** Task statement **
Below are the records. List every line holding the word "meiner".

** Task material **
------------------------------------------------

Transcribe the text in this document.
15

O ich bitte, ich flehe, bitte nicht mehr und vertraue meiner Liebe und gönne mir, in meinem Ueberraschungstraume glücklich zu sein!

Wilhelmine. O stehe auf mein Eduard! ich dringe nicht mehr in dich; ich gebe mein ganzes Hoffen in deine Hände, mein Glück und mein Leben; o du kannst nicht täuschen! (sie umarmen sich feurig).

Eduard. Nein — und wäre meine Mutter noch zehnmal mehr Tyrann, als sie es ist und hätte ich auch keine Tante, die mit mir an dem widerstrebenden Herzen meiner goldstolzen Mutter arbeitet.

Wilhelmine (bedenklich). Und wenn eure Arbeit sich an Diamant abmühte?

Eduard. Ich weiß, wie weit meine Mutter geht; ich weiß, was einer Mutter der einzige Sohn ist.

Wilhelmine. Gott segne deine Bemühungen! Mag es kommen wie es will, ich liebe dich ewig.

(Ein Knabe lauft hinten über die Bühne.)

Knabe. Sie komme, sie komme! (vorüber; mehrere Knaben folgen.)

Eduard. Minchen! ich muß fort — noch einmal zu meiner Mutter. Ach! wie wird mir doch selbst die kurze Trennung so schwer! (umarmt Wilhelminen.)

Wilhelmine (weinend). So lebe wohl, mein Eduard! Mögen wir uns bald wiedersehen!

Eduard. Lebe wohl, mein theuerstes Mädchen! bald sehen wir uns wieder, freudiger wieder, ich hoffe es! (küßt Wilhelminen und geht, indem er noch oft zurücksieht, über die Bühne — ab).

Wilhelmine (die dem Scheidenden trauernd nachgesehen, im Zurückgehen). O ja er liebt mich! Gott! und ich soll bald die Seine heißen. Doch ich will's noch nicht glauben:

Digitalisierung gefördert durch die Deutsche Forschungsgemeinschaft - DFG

------------------------------------------------

** Result of this exercise **
O ich bitte, ich flehe, bitte nicht mehr und vertraue meiner Liebe und gönne mir, in meinem Ueberraschungstraume glücklich zu sein!
Eduard. Nein — und wäre meine Mutter noch zehnmal mehr Tyrann, als sie es ist und hätte ich auch keine Tante, die mit mir an dem widerstrebenden Herzen meiner goldstolzen Mutter arbeitet.
Eduard. Minchen! ich muß fort — noch einmal zu meiner Mutter. Ach! wie wird mir doch selbst die kurze Trennung so schwer! (umarmt Wilhelminen.)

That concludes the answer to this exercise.